» **Set task**
Reproduce the entries exactly.

» **Information supplied**
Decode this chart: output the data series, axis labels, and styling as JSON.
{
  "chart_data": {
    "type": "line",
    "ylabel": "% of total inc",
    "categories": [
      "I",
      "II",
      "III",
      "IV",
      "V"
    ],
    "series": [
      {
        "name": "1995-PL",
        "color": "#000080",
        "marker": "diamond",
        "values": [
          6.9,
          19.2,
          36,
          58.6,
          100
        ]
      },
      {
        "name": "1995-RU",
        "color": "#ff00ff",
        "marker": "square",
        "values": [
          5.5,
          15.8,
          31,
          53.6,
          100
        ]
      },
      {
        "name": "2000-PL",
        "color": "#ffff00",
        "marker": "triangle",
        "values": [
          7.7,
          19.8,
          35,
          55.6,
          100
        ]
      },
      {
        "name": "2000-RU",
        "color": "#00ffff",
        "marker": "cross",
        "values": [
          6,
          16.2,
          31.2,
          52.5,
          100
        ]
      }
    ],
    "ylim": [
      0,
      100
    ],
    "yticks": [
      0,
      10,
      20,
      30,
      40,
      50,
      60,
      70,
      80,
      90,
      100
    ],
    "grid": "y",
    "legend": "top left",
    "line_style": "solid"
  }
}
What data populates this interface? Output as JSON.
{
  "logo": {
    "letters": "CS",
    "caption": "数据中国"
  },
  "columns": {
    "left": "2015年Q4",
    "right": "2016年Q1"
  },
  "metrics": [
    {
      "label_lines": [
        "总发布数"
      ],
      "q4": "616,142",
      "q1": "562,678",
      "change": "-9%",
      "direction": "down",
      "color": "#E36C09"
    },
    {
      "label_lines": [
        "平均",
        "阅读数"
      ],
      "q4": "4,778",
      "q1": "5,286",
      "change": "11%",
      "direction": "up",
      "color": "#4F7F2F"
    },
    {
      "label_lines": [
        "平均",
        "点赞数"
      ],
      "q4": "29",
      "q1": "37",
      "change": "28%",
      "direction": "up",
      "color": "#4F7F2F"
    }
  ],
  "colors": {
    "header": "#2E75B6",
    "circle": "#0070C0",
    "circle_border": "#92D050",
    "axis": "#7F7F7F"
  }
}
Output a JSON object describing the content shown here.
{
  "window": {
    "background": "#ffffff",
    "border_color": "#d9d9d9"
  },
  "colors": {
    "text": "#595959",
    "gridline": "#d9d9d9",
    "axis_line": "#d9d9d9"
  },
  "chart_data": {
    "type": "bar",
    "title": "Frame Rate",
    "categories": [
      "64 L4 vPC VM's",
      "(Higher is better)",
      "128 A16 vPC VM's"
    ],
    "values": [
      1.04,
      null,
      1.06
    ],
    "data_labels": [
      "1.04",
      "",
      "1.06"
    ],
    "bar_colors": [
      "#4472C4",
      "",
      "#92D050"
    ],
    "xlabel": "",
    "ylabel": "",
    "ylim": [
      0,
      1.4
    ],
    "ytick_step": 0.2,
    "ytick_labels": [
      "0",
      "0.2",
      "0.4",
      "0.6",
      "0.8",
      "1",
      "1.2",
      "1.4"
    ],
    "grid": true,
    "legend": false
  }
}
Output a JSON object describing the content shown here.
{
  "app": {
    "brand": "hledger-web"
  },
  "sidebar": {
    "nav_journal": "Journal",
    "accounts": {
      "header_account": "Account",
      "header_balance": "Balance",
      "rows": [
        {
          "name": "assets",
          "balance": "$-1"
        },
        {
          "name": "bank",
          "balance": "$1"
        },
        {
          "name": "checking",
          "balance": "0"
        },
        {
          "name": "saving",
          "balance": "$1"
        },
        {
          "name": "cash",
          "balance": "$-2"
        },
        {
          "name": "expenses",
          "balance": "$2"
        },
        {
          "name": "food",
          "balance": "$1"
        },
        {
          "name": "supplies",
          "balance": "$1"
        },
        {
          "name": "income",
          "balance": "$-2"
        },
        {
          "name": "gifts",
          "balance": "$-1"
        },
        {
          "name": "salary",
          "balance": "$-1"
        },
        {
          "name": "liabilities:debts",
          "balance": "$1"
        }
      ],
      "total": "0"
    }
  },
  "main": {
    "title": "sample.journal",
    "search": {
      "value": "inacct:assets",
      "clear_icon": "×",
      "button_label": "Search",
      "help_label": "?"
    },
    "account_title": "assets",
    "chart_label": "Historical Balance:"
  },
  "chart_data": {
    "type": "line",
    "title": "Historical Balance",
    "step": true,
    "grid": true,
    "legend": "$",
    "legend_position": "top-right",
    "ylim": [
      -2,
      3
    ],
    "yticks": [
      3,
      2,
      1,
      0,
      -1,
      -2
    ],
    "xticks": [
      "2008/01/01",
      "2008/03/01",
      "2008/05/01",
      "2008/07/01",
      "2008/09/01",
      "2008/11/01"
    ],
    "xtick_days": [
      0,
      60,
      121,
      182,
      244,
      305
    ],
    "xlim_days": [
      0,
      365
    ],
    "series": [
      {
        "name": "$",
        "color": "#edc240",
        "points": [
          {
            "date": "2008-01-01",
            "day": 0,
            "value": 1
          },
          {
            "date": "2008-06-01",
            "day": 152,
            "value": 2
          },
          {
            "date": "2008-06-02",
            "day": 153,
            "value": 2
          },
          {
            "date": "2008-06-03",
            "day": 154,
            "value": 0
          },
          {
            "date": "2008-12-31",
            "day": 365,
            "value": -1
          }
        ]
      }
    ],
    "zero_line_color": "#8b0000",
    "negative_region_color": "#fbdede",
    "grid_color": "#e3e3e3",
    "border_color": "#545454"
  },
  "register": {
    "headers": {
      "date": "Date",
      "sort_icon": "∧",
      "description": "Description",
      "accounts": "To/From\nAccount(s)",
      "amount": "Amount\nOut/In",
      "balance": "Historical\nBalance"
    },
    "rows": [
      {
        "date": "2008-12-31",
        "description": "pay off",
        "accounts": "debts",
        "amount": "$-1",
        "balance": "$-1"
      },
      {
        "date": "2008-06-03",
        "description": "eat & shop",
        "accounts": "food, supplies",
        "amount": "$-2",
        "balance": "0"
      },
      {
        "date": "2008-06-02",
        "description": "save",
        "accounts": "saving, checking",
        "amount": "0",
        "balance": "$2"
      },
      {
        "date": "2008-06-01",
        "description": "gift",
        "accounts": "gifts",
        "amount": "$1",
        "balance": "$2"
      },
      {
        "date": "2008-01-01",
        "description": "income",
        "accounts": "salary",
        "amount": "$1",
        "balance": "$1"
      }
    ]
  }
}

» **The reply**
Decode this chart: output the data series, axis labels, and styling as JSON.
{
  "chart_data": {
    "type": "line",
    "ylabel": "% of total inc",
    "categories": [
      "I",
      "II",
      "III",
      "IV",
      "V"
    ],
    "series": [
      {
        "name": "1995-PL",
        "color": "#000080",
        "marker": "diamond",
        "values": [
          6.9,
          19.2,
          36,
          58.6,
          100
        ]
      },
      {
        "name": "1995-RU",
        "color": "#ff00ff",
        "marker": "square",
        "values": [
          5.5,
          15.8,
          31,
          53.6,
          100
        ]
      },
      {
        "name": "2000-PL",
        "color": "#ffff00",
        "marker": "triangle",
        "values": [
          7.7,
          19.8,
          35,
          55.6,
          100
        ]
      },
      {
        "name": "2000-RU",
        "color": "#00ffff",
        "marker": "cross",
        "values": [
          6,
          16.2,
          31.2,
          52.5,
          100
        ]
      }
    ],
    "ylim": [
      0,
      100
    ],
    "yticks": [
      0,
      10,
      20,
      30,
      40,
      50,
      60,
      70,
      80,
      90,
      100
    ],
    "grid": "y",
    "legend": "top left",
    "line_style": "solid"
  }
}
What data populates this interface? Output as JSON.
{
  "logo": {
    "letters": "CS",
    "caption": "数据中国"
  },
  "columns": {
    "left": "2015年Q4",
    "right": "2016年Q1"
  },
  "metrics": [
    {
      "label_lines": [
        "总发布数"
      ],
      "q4": "616,142",
      "q1": "562,678",
      "change": "-9%",
      "direction": "down",
      "color": "#E36C09"
    },
    {
      "label_lines": [
        "平均",
        "阅读数"
      ],
      "q4": "4,778",
      "q1": "5,286",
      "change": "11%",
      "direction": "up",
      "color": "#4F7F2F"
    },
    {
      "label_lines": [
        "平均",
        "点赞数"
      ],
      "q4": "29",
      "q1": "37",
      "change": "28%",
      "direction": "up",
      "color": "#4F7F2F"
    }
  ],
  "colors": {
    "header": "#2E75B6",
    "circle": "#0070C0",
    "circle_border": "#92D050",
    "axis": "#7F7F7F"
  }
}
Output a JSON object describing the content shown here.
{
  "window": {
    "background": "#ffffff",
    "border_color": "#d9d9d9"
  },
  "colors": {
    "text": "#595959",
    "gridline": "#d9d9d9",
    "axis_line": "#d9d9d9"
  },
  "chart_data": {
    "type": "bar",
    "title": "Frame Rate",
    "categories": [
      "64 L4 vPC VM's",
      "(Higher is better)",
      "128 A16 vPC VM's"
    ],
    "values": [
      1.04,
      null,
      1.06
    ],
    "data_labels": [
      "1.04",
      "",
      "1.06"
    ],
    "bar_colors": [
      "#4472C4",
      "",
      "#92D050"
    ],
    "xlabel": "",
    "ylabel": "",
    "ylim": [
      0,
      1.4
    ],
    "ytick_step": 0.2,
    "ytick_labels": [
      "0",
      "0.2",
      "0.4",
      "0.6",
      "0.8",
      "1",
      "1.2",
      "1.4"
    ],
    "grid": true,
    "legend": false
  }
}
Output a JSON object describing the content shown here.
{
  "app": {
    "brand": "hledger-web"
  },
  "sidebar": {
    "nav_journal": "Journal",
    "accounts": {
      "header_account": "Account",
      "header_balance": "Balance",
      "rows": [
        {
          "name": "assets",
          "balance": "$-1"
        },
        {
          "name": "bank",
          "balance": "$1"
        },
        {
          "name": "checking",
          "balance": "0"
        },
        {
          "name": "saving",
          "balance": "$1"
        },
        {
          "name": "cash",
          "balance": "$-2"
        },
        {
          "name": "expenses",
          "balance": "$2"
        },
        {
          "name": "food",
          "balance": "$1"
        },
        {
          "name": "supplies",
          "balance": "$1"
        },
        {
          "name": "income",
          "balance": "$-2"
        },
        {
          "name": "gifts",
          "balance": "$-1"
        },
        {
          "name": "salary",
          "balance": "$-1"
        },
        {
          "name": "liabilities:debts",
          "balance": "$1"
        }
      ],
      "total": "0"
    }
  },
  "main": {
    "title": "sample.journal",
    "search": {
      "value": "inacct:assets",
      "clear_icon": "×",
      "button_label": "Search",
      "help_label": "?"
    },
    "account_title": "assets",
    "chart_label": "Historical Balance:"
  },
  "chart_data": {
    "type": "line",
    "title": "Historical Balance",
    "step": true,
    "grid": true,
    "legend": "$",
    "legend_position": "top-right",
    "ylim": [
      -2,
      3
    ],
    "yticks": [
      3,
      2,
      1,
      0,
      -1,
      -2
    ],
    "xticks": [
      "2008/01/01",
      "2008/03/01",
      "2008/05/01",
      "2008/07/01",
      "2008/09/01",
      "2008/11/01"
    ],
    "xtick_days": [
      0,
      60,
      121,
      182,
      244,
      305
    ],
    "xlim_days": [
      0,
      365
    ],
    "series": [
      {
        "name": "$",
        "color": "#edc240",
        "points": [
          {
            "date": "2008-01-01",
            "day": 0,
            "value": 1
          },
          {
            "date": "2008-06-01",
            "day": 152,
            "value": 2
          },
          {
            "date": "2008-06-02",
            "day": 153,
            "value": 2
          },
          {
            "date": "2008-06-03",
            "day": 154,
            "value": 0
          },
          {
            "date": "2008-12-31",
            "day": 365,
            "value": -1
          }
        ]
      }
    ],
    "zero_line_color": "#8b0000",
    "negative_region_color": "#fbdede",
    "grid_color": "#e3e3e3",
    "border_color": "#545454"
  },
  "register": {
    "headers": {
      "date": "Date",
      "sort_icon": "∧",
      "description": "Description",
      "accounts": "To/From\nAccount(s)",
      "amount": "Amount\nOut/In",
      "balance": "Historical\nBalance"
    },
    "rows": [
      {
        "date": "2008-12-31",
        "description": "pay off",
        "accounts": "debts",
        "amount": "$-1",
        "balance": "$-1"
      },
      {
        "date": "2008-06-03",
        "description": "eat & shop",
        "accounts": "food, supplies",
        "amount": "$-2",
        "balance": "0"
      },
      {
        "date": "2008-06-02",
        "description": "save",
        "accounts": "saving, checking",
        "amount": "0",
        "balance": "$2"
      },
      {
        "date": "2008-06-01",
        "description": "gift",
        "accounts": "gifts",
        "amount": "$1",
        "balance": "$2"
      },
      {
        "date": "2008-01-01",
        "description": "income",
        "accounts": "salary",
        "amount": "$1",
        "balance": "$1"
      }
    ]
  }
}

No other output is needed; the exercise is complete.